(Figure record listings)
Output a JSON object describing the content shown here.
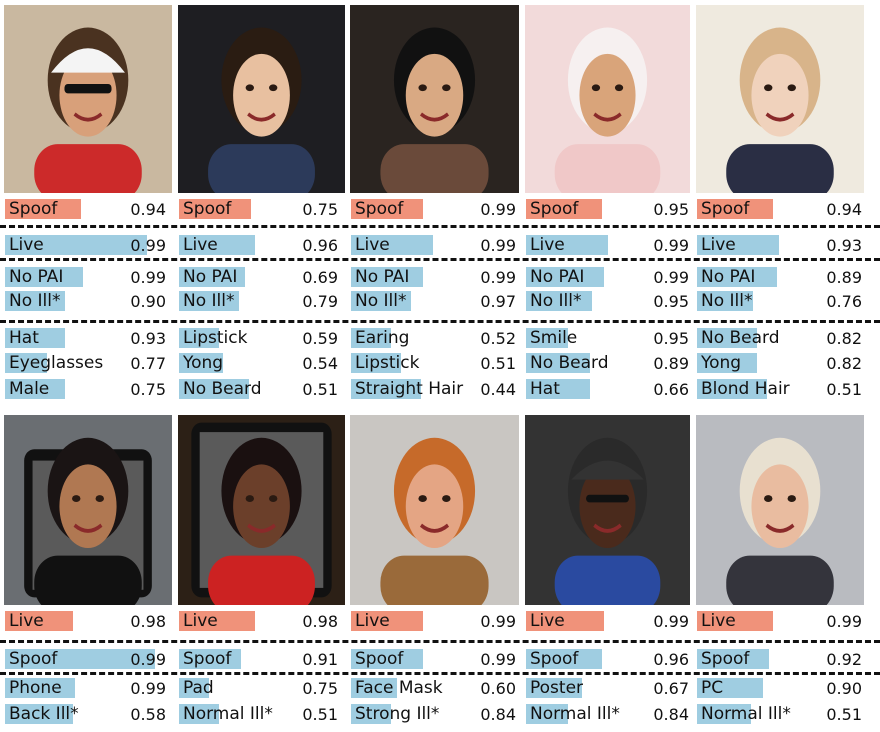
{
  "colors": {
    "spoof_bar": "#f0927a",
    "live_bar": "#9fcde1",
    "text": "#111111"
  },
  "rows": [
    {
      "cells": [
        {
          "subject": "man-with-cap-and-sunglasses",
          "top": "Spoof",
          "top_score": "0.94",
          "second": "Live",
          "second_score": "0.99",
          "attack": [
            {
              "label": "No PAI",
              "score": "0.99"
            },
            {
              "label": "No Ill*",
              "score": "0.90"
            }
          ],
          "attrs": [
            {
              "label": "Hat",
              "score": "0.93"
            },
            {
              "label": "Eyeglasses",
              "score": "0.77"
            },
            {
              "label": "Male",
              "score": "0.75"
            }
          ]
        },
        {
          "subject": "woman-dark-hair",
          "top": "Spoof",
          "top_score": "0.75",
          "second": "Live",
          "second_score": "0.96",
          "attack": [
            {
              "label": "No PAI",
              "score": "0.69"
            },
            {
              "label": "No Ill*",
              "score": "0.79"
            }
          ],
          "attrs": [
            {
              "label": "Lipstick",
              "score": "0.59"
            },
            {
              "label": "Yong",
              "score": "0.54"
            },
            {
              "label": "No Beard",
              "score": "0.51"
            }
          ]
        },
        {
          "subject": "woman-earrings",
          "top": "Spoof",
          "top_score": "0.99",
          "second": "Live",
          "second_score": "0.99",
          "attack": [
            {
              "label": "No PAI",
              "score": "0.99"
            },
            {
              "label": "No Ill*",
              "score": "0.97"
            }
          ],
          "attrs": [
            {
              "label": "Earing",
              "score": "0.52"
            },
            {
              "label": "Lipstick",
              "score": "0.51"
            },
            {
              "label": "Straight Hair",
              "score": "0.44"
            }
          ]
        },
        {
          "subject": "woman-bridal-veil",
          "top": "Spoof",
          "top_score": "0.95",
          "second": "Live",
          "second_score": "0.99",
          "attack": [
            {
              "label": "No PAI",
              "score": "0.99"
            },
            {
              "label": "No Ill*",
              "score": "0.95"
            }
          ],
          "attrs": [
            {
              "label": "Smile",
              "score": "0.95"
            },
            {
              "label": "No Beard",
              "score": "0.89"
            },
            {
              "label": "Hat",
              "score": "0.66"
            }
          ]
        },
        {
          "subject": "blond-child",
          "top": "Spoof",
          "top_score": "0.94",
          "second": "Live",
          "second_score": "0.93",
          "attack": [
            {
              "label": "No PAI",
              "score": "0.89"
            },
            {
              "label": "No Ill*",
              "score": "0.76"
            }
          ],
          "attrs": [
            {
              "label": "No Beard",
              "score": "0.82"
            },
            {
              "label": "Yong",
              "score": "0.82"
            },
            {
              "label": "Blond Hair",
              "score": "0.51"
            }
          ]
        }
      ]
    },
    {
      "cells": [
        {
          "subject": "face-on-phone-screen",
          "top": "Live",
          "top_score": "0.98",
          "second": "Spoof",
          "second_score": "0.99",
          "attack": [
            {
              "label": "Phone",
              "score": "0.99"
            },
            {
              "label": "Back Ill*",
              "score": "0.58"
            }
          ]
        },
        {
          "subject": "woman-on-tablet",
          "top": "Live",
          "top_score": "0.98",
          "second": "Spoof",
          "second_score": "0.91",
          "attack": [
            {
              "label": "Pad",
              "score": "0.75"
            },
            {
              "label": "Normal Ill*",
              "score": "0.51"
            }
          ]
        },
        {
          "subject": "man-face-mask",
          "top": "Live",
          "top_score": "0.99",
          "second": "Spoof",
          "second_score": "0.99",
          "attack": [
            {
              "label": "Face Mask",
              "score": "0.60"
            },
            {
              "label": "Strong Ill*",
              "score": "0.84"
            }
          ]
        },
        {
          "subject": "man-poster-cap",
          "top": "Live",
          "top_score": "0.99",
          "second": "Spoof",
          "second_score": "0.96",
          "attack": [
            {
              "label": "Poster",
              "score": "0.67"
            },
            {
              "label": "Normal Ill*",
              "score": "0.84"
            }
          ]
        },
        {
          "subject": "grey-haired-man",
          "top": "Live",
          "top_score": "0.99",
          "second": "Spoof",
          "second_score": "0.92",
          "attack": [
            {
              "label": "PC",
              "score": "0.90"
            },
            {
              "label": "Normal Ill*",
              "score": "0.51"
            }
          ]
        }
      ]
    }
  ]
}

What is expected: Retype all entries exactly as they appear, dropping the images.

Solved exercise:
Output a JSON object describing the content shown here.
{
  "colors": {
    "spoof_bar": "#f0927a",
    "live_bar": "#9fcde1",
    "text": "#111111"
  },
  "rows": [
    {
      "cells": [
        {
          "subject": "man-with-cap-and-sunglasses",
          "top": "Spoof",
          "top_score": "0.94",
          "second": "Live",
          "second_score": "0.99",
          "attack": [
            {
              "label": "No PAI",
              "score": "0.99"
            },
            {
              "label": "No Ill*",
              "score": "0.90"
            }
          ],
          "attrs": [
            {
              "label": "Hat",
              "score": "0.93"
            },
            {
              "label": "Eyeglasses",
              "score": "0.77"
            },
            {
              "label": "Male",
              "score": "0.75"
            }
          ]
        },
        {
          "subject": "woman-dark-hair",
          "top": "Spoof",
          "top_score": "0.75",
          "second": "Live",
          "second_score": "0.96",
          "attack": [
            {
              "label": "No PAI",
              "score": "0.69"
            },
            {
              "label": "No Ill*",
              "score": "0.79"
            }
          ],
          "attrs": [
            {
              "label": "Lipstick",
              "score": "0.59"
            },
            {
              "label": "Yong",
              "score": "0.54"
            },
            {
              "label": "No Beard",
              "score": "0.51"
            }
          ]
        },
        {
          "subject": "woman-earrings",
          "top": "Spoof",
          "top_score": "0.99",
          "second": "Live",
          "second_score": "0.99",
          "attack": [
            {
              "label": "No PAI",
              "score": "0.99"
            },
            {
              "label": "No Ill*",
              "score": "0.97"
            }
          ],
          "attrs": [
            {
              "label": "Earing",
              "score": "0.52"
            },
            {
              "label": "Lipstick",
              "score": "0.51"
            },
            {
              "label": "Straight Hair",
              "score": "0.44"
            }
          ]
        },
        {
          "subject": "woman-bridal-veil",
          "top": "Spoof",
          "top_score": "0.95",
          "second": "Live",
          "second_score": "0.99",
          "attack": [
            {
              "label": "No PAI",
              "score": "0.99"
            },
            {
              "label": "No Ill*",
              "score": "0.95"
            }
          ],
          "attrs": [
            {
              "label": "Smile",
              "score": "0.95"
            },
            {
              "label": "No Beard",
              "score": "0.89"
            },
            {
              "label": "Hat",
              "score": "0.66"
            }
          ]
        },
        {
          "subject": "blond-child",
          "top": "Spoof",
          "top_score": "0.94",
          "second": "Live",
          "second_score": "0.93",
          "attack": [
            {
              "label": "No PAI",
              "score": "0.89"
            },
            {
              "label": "No Ill*",
              "score": "0.76"
            }
          ],
          "attrs": [
            {
              "label": "No Beard",
              "score": "0.82"
            },
            {
              "label": "Yong",
              "score": "0.82"
            },
            {
              "label": "Blond Hair",
              "score": "0.51"
            }
          ]
        }
      ]
    },
    {
      "cells": [
        {
          "subject": "face-on-phone-screen",
          "top": "Live",
          "top_score": "0.98",
          "second": "Spoof",
          "second_score": "0.99",
          "attack": [
            {
              "label": "Phone",
              "score": "0.99"
            },
            {
              "label": "Back Ill*",
              "score": "0.58"
            }
          ]
        },
        {
          "subject": "woman-on-tablet",
          "top": "Live",
          "top_score": "0.98",
          "second": "Spoof",
          "second_score": "0.91",
          "attack": [
            {
              "label": "Pad",
              "score": "0.75"
            },
            {
              "label": "Normal Ill*",
              "score": "0.51"
            }
          ]
        },
        {
          "subject": "man-face-mask",
          "top": "Live",
          "top_score": "0.99",
          "second": "Spoof",
          "second_score": "0.99",
          "attack": [
            {
              "label": "Face Mask",
              "score": "0.60"
            },
            {
              "label": "Strong Ill*",
              "score": "0.84"
            }
          ]
        },
        {
          "subject": "man-poster-cap",
          "top": "Live",
          "top_score": "0.99",
          "second": "Spoof",
          "second_score": "0.96",
          "attack": [
            {
              "label": "Poster",
              "score": "0.67"
            },
            {
              "label": "Normal Ill*",
              "score": "0.84"
            }
          ]
        },
        {
          "subject": "grey-haired-man",
          "top": "Live",
          "top_score": "0.99",
          "second": "Spoof",
          "second_score": "0.92",
          "attack": [
            {
              "label": "PC",
              "score": "0.90"
            },
            {
              "label": "Normal Ill*",
              "score": "0.51"
            }
          ]
        }
      ]
    }
  ]
}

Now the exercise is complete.